§ Trecho fornecido:
....
Nesta entrevista concedida por e-mail a Georgia Nicolau para o Cultura e Mercado, o secretário Américo Córdula, da Identidade e Diversidade Cultural, aborda as políticas para as culturas populares e a garantia dos direitos culturais da população brasileira.
Conheço o Américo de sua ativa participação no Fórum de Culturas Populares, uma das iniciativas mais interessantes e marcantes da sociedade civil em relação à valorização da diversidade cultural no Brasil. Depois de um longo caminho de aproximação, tensão, compreensão mútua e formulação de programas e ações efetivas, houve uma transformação significativa tanto dos movimentos sociais quanto do papel do Estado em relação aos fazeres e saberes populares. Américo é um dos protagonistas mais importantes desse processo, tanto do lado da sociedade civil quanto do governo.
Do lado de lá do balcão, ele concede a seguinte entrevista a Cultura e Mercado:
Georgia Nicolau – De 2003 para cá, com a chegada de Lula à presidência, quais foram as principais medidas, por parte do governo, que efetivamente ajudaram as culturas populares?
....
§ Lista de tarefas:
(a) Liste todas as pessoas mencionadas pelo nome na entrevista sobre culturas populares.
(b) Continue a entrevista sobre culturas populares do ponto em que ela para, começando pela resposta de Américo Córdula à última pergunta.

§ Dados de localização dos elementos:
....
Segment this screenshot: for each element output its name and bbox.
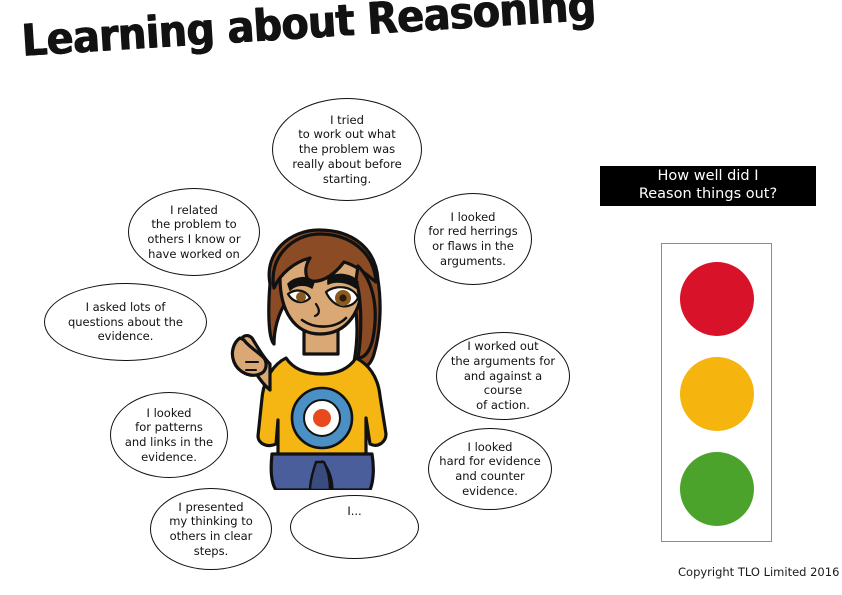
bubble-patterns-links[interactable]: I lookedfor patternsand links in theevid…: [110, 392, 228, 478]
bubble-red-herrings-text: I lookedfor red herringsor flaws in thea…: [423, 210, 523, 269]
iris-left: [296, 292, 306, 302]
green-light[interactable]: [680, 452, 754, 526]
bubble-presented-thinking-text: I presentedmy thinking toothers in clear…: [159, 500, 263, 559]
bubble-evidence-counter-evidence[interactable]: I lookedhard for evidenceand counterevid…: [428, 428, 552, 510]
bubble-arguments-for-against-text: I worked outthe arguments forand against…: [445, 339, 561, 413]
cartoon-student-pointing-illustration: [212, 222, 427, 490]
bubble-presented-thinking[interactable]: I presentedmy thinking toothers in clear…: [150, 488, 272, 570]
banner-line-2: Reason things out?: [639, 186, 777, 204]
traffic-light-panel: [661, 243, 772, 542]
bubble-work-out-problem[interactable]: I triedto work out whatthe problem wasre…: [272, 98, 422, 201]
copyright-notice: Copyright TLO Limited 2016: [678, 565, 839, 579]
bubble-blank-text: I...: [299, 504, 410, 519]
bubble-related-problem[interactable]: I relatedthe problem toothers I know orh…: [128, 188, 260, 276]
bubble-red-herrings[interactable]: I lookedfor red herringsor flaws in thea…: [414, 193, 532, 285]
red-light[interactable]: [680, 262, 754, 336]
page-title: Learning about Reasoning: [20, 0, 597, 67]
roundel-center: [313, 409, 331, 427]
bubble-work-out-problem-text: I triedto work out whatthe problem wasre…: [281, 113, 413, 187]
bubble-blank[interactable]: I...: [290, 495, 419, 559]
amber-light[interactable]: [680, 357, 754, 431]
bubble-arguments-for-against[interactable]: I worked outthe arguments forand against…: [436, 332, 570, 420]
pupil-right: [339, 294, 346, 301]
banner-line-1: How well did I: [657, 168, 758, 186]
reason-banner: How well did I Reason things out?: [600, 166, 816, 206]
bubble-asked-questions-text: I asked lots ofquestions about theeviden…: [53, 300, 198, 344]
poster-canvas: Learning about Reasoning: [0, 0, 842, 595]
bubble-evidence-counter-evidence-text: I lookedhard for evidenceand counterevid…: [437, 440, 543, 499]
bubble-patterns-links-text: I lookedfor patternsand links in theevid…: [119, 406, 219, 465]
bubble-related-problem-text: I relatedthe problem toothers I know orh…: [137, 203, 251, 262]
bubble-asked-questions[interactable]: I asked lots ofquestions about theeviden…: [44, 283, 207, 361]
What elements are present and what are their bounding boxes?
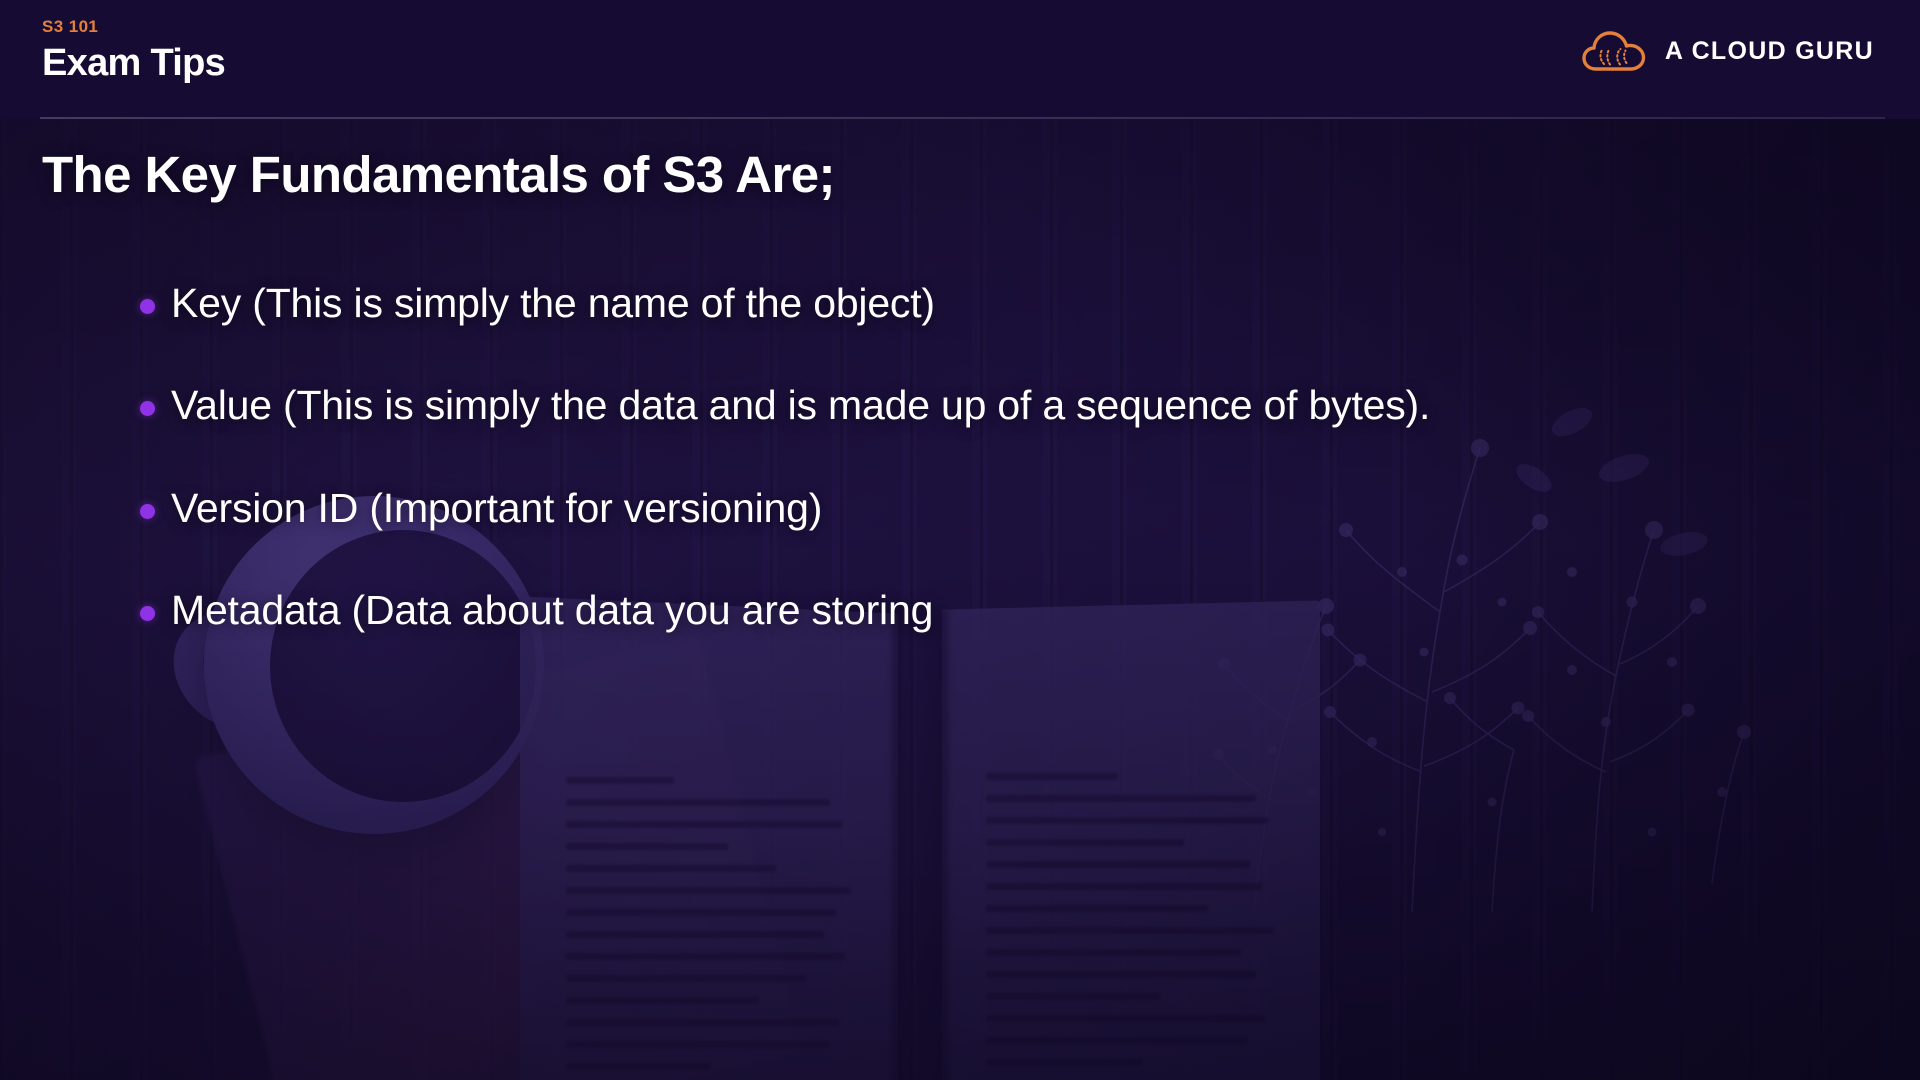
list-item-label: Value (This is simply the data and is ma… [171,381,1430,429]
slide-content: The Key Fundamentals of S3 Are; Key (Thi… [0,119,1920,1080]
list-item-label: Version ID (Important for versioning) [171,484,822,532]
header-divider [40,117,1885,119]
header-title-block: S3 101 Exam Tips [42,18,225,84]
presentation-slide: S3 101 Exam Tips A CLOUD GURU The Key Fu… [0,0,1920,1080]
list-item-label: Metadata (Data about data you are storin… [171,586,933,634]
list-item: Key (This is simply the name of the obje… [140,279,1880,327]
cloud-outline-icon [1582,30,1648,72]
bullet-dot-icon [140,606,155,621]
bullet-dot-icon [140,504,155,519]
page-title: Exam Tips [42,44,225,84]
bullet-dot-icon [140,299,155,314]
list-item-label: Key (This is simply the name of the obje… [171,279,935,327]
brand-name-label: A CLOUD GURU [1665,37,1874,66]
list-item: Metadata (Data about data you are storin… [140,586,1880,634]
list-item: Value (This is simply the data and is ma… [140,381,1880,429]
course-code-label: S3 101 [42,18,225,35]
bullet-list: Key (This is simply the name of the obje… [140,279,1880,689]
brand-logo: A CLOUD GURU [1582,30,1874,72]
slide-header-bar: S3 101 Exam Tips A CLOUD GURU [0,0,1920,119]
bullet-dot-icon [140,401,155,416]
list-item: Version ID (Important for versioning) [140,484,1880,532]
slide-heading: The Key Fundamentals of S3 Are; [42,145,835,204]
....
§ Respostas do exercício:
(a) Georgia Nicolau, Américo Córdula e Lula.

(b)
Américo Córdula – Vários programas sociais atendem, hoje, aos mestres, grupos e comunidades praticantes das expressões culturais populares, desde os de infra-estrutura, direitos à saúde, promoção da igualdade racial, até a projetos específicos como o da Política Nacional de Desenvolvimento Sustentável dos Povos e Comunidades Tradicionais, coordenada pelo Ministérios do Meio Ambiente e do Desenvolvimento Social. Faz parte do Plano Plurianual (PPA) de 2003/2007 e agora, de 2008/2011, o Programa da Diversidade Cultural (Brasil Plural), do Ministério da Cultura. Ele contempla as culturas populares através de ações como seminários de formulação de políticas públicas, editais públicos, capacitação para criação de projetos e atendimento a demandas espontâneas através do Fundo Nacional de Cultura (FNC). Além deste programa, outras secretarias e instituições coligadas do Sistema MinC, possuem programas que contemplam as Culturas Populares, como o Mais Cultura (SAI), Cultura Viva (SPPC), Revelando os Brasis (SAV), Patrimônio Imaterial (DPI – IPHAN), dentre outros, que permitem o desenvolvimento de iniciativas e projetos.
GN – Qual o legado da gestão de Sergio Mamberti e o que pretende fazer daqui para frente? Quais as maiores dificuldades?
AC – Sérgio Mamberti foi o grande responsável pela inclusão da temática da diversidade cultural no Ministério da Cultura. Foi o grande articulador dos segmentos que, até então, não tinham uma atenção específica das políticas públicas no Brasil, e constituiu espaços de diálogos com representações destes segmentos, seja através de seminários ou de grupos de trabalho.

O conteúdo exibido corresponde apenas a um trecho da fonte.